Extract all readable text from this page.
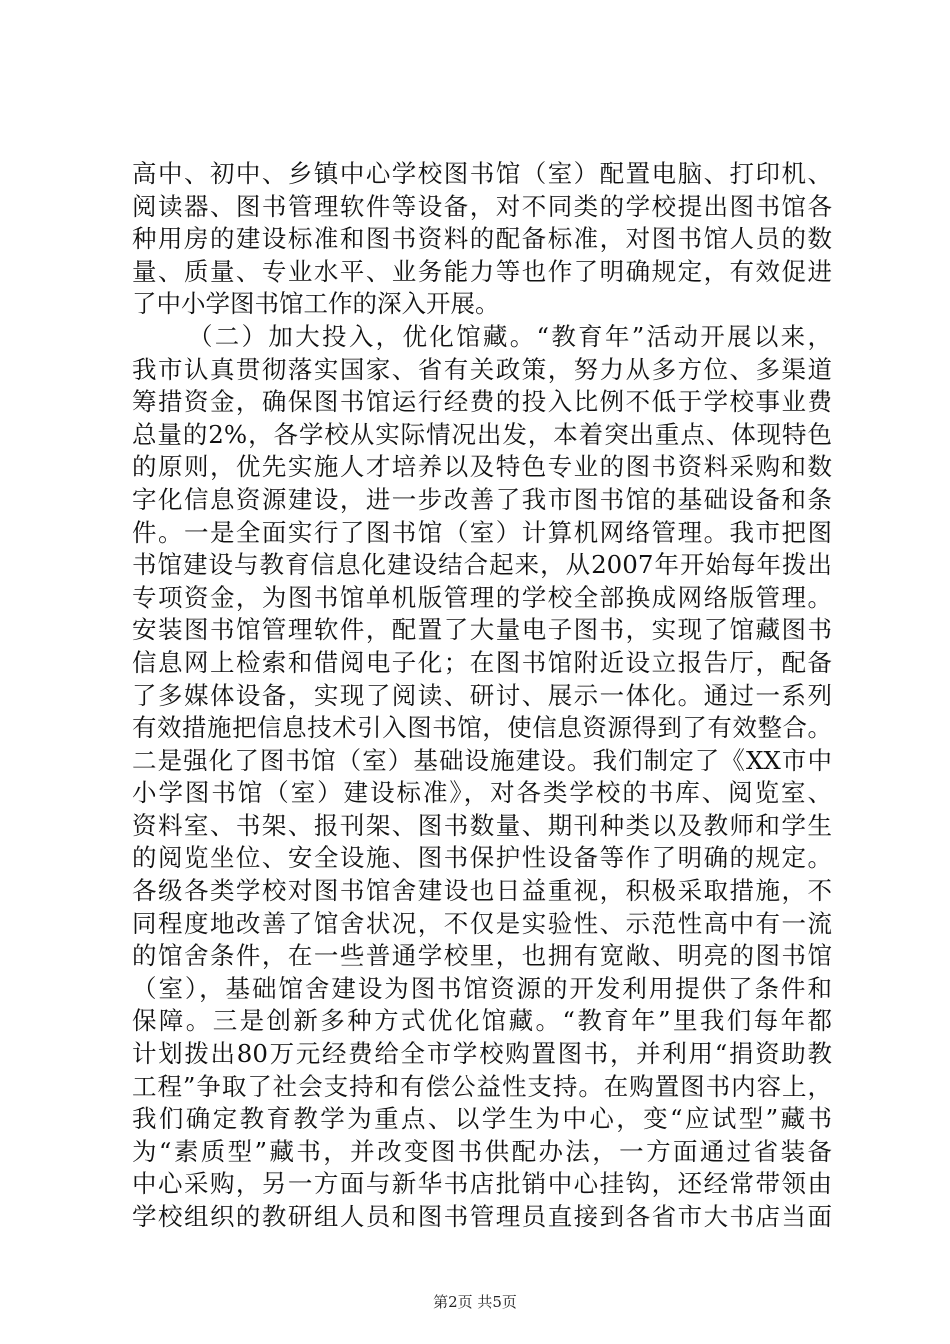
高中、初中、乡镇中心学校图书馆（室）配置电脑、打印机、
阅读器、图书管理软件等设备，对不同类的学校提出图书馆各
种用房的建设标准和图书资料的配备标准，对图书馆人员的数
量、质量、专业水平、业务能力等也作了明确规定，有效促进
了中小学图书馆工作的深入开展。
（二）加大投入，优化馆藏。“教育年”活动开展以来，
我市认真贯彻落实国家、省有关政策，努力从多方位、多渠道
筹措资金，确保图书馆运行经费的投入比例不低于学校事业费
总量的2%，各学校从实际情况出发，本着突出重点、体现特色
的原则，优先实施人才培养以及特色专业的图书资料采购和数
字化信息资源建设，进一步改善了我市图书馆的基础设备和条
件。一是全面实行了图书馆（室）计算机网络管理。我市把图
书馆建设与教育信息化建设结合起来，从2007年开始每年拨出
专项资金，为图书馆单机版管理的学校全部换成网络版管理。
安装图书馆管理软件，配置了大量电子图书，实现了馆藏图书
信息网上检索和借阅电子化；在图书馆附近设立报告厅，配备
了多媒体设备，实现了阅读、研讨、展示一体化。通过一系列
有效措施把信息技术引入图书馆，使信息资源得到了有效整合。
二是强化了图书馆（室）基础设施建设。我们制定了《XX市中
小学图书馆（室）建设标准》，对各类学校的书库、阅览室、
资料室、书架、报刊架、图书数量、期刊种类以及教师和学生
的阅览坐位、安全设施、图书保护性设备等作了明确的规定。
各级各类学校对图书馆舍建设也日益重视，积极采取措施，不
同程度地改善了馆舍状况，不仅是实验性、示范性高中有一流
的馆舍条件，在一些普通学校里，也拥有宽敞、明亮的图书馆
（室），基础馆舍建设为图书馆资源的开发利用提供了条件和
保障。三是创新多种方式优化馆藏。“教育年”里我们每年都
计划拨出80万元经费给全市学校购置图书，并利用“捐资助教
工程”争取了社会支持和有偿公益性支持。在购置图书内容上，
我们确定教育教学为重点、以学生为中心，变“应试型”藏书
为“素质型”藏书，并改变图书供配办法，一方面通过省装备
中心采购，另一方面与新华书店批销中心挂钩，还经常带领由
学校组织的教研组人员和图书管理员直接到各省市大书店当面
第2页 共5页
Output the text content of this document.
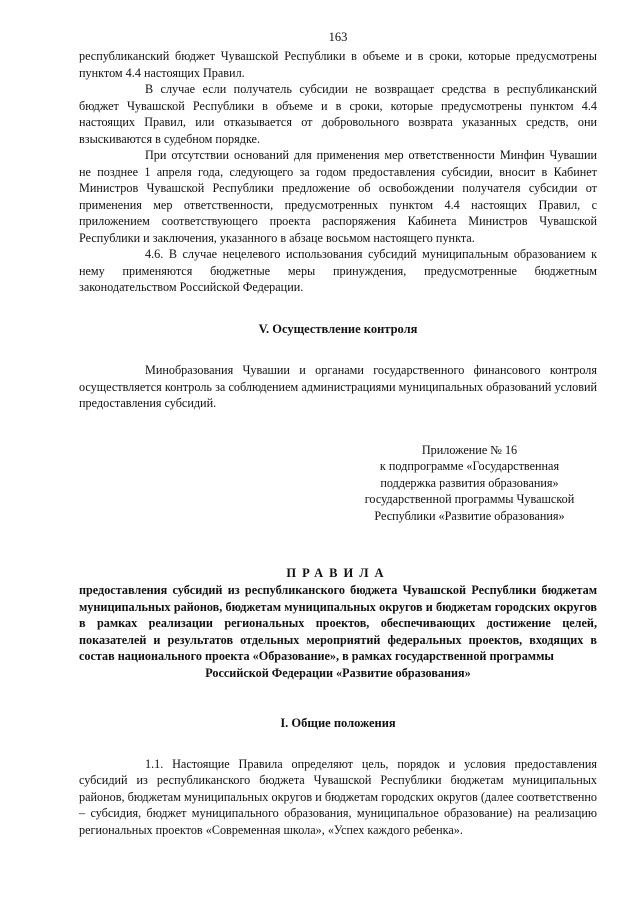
163

республиканский бюджет Чувашской Республики в объеме и в сроки, которые предусмотрены пунктом 4.4 настоящих Правил.

В случае если получатель субсидии не возвращает средства в республиканский бюджет Чувашской Республики в объеме и в сроки, которые предусмотрены пунктом 4.4 настоящих Правил, или отказывается от добровольного возврата указанных средств, они взыскиваются в судебном порядке.

При отсутствии оснований для применения мер ответственности Минфин Чувашии не позднее 1 апреля года, следующего за годом предоставления субсидии, вносит в Кабинет Министров Чувашской Республики предложение об освобождении получателя субсидии от применения мер ответственности, предусмотренных пунктом 4.4 настоящих Правил, с приложением соответствующего проекта распоряжения Кабинета Министров Чувашской Республики и заключения, указанного в абзаце восьмом настоящего пункта.

4.6. В случае нецелевого использования субсидий муниципальным образованием к нему применяются бюджетные меры принуждения, предусмотренные бюджетным законодательством Российской Федерации.

V. Осуществление контроля

Минобразования Чувашии и органами государственного финансового контроля осуществляется контроль за соблюдением администрациями муниципальных образований условий предоставления субсидий.

Приложение № 16
к подпрограмме «Государственная
поддержка развития образования»
государственной программы Чувашской
Республики «Развитие образования»
ПРАВИЛА

предоставления субсидий из республиканского бюджета Чувашской Республики бюджетам муниципальных районов, бюджетам муниципальных округов и бюджетам городских округов в рамках реализации региональных проектов, обеспечивающих достижение целей, показателей и результатов отдельных мероприятий федеральных проектов, входящих в состав национального проекта «Образование», в рамках государственной программы

Российской Федерации «Развитие образования»

I. Общие положения

1.1. Настоящие Правила определяют цель, порядок и условия предоставления субсидий из республиканского бюджета Чувашской Республики бюджетам муниципальных районов, бюджетам муниципальных округов и бюджетам городских округов (далее соответственно – субсидия, бюджет муниципального образования, муниципальное образование) на реализацию региональных проектов «Современная школа», «Успех каждого ребенка».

Exercise brief: Only the number is wanted: how many lines of the material above include the word "муниципальных"?

Written response: 3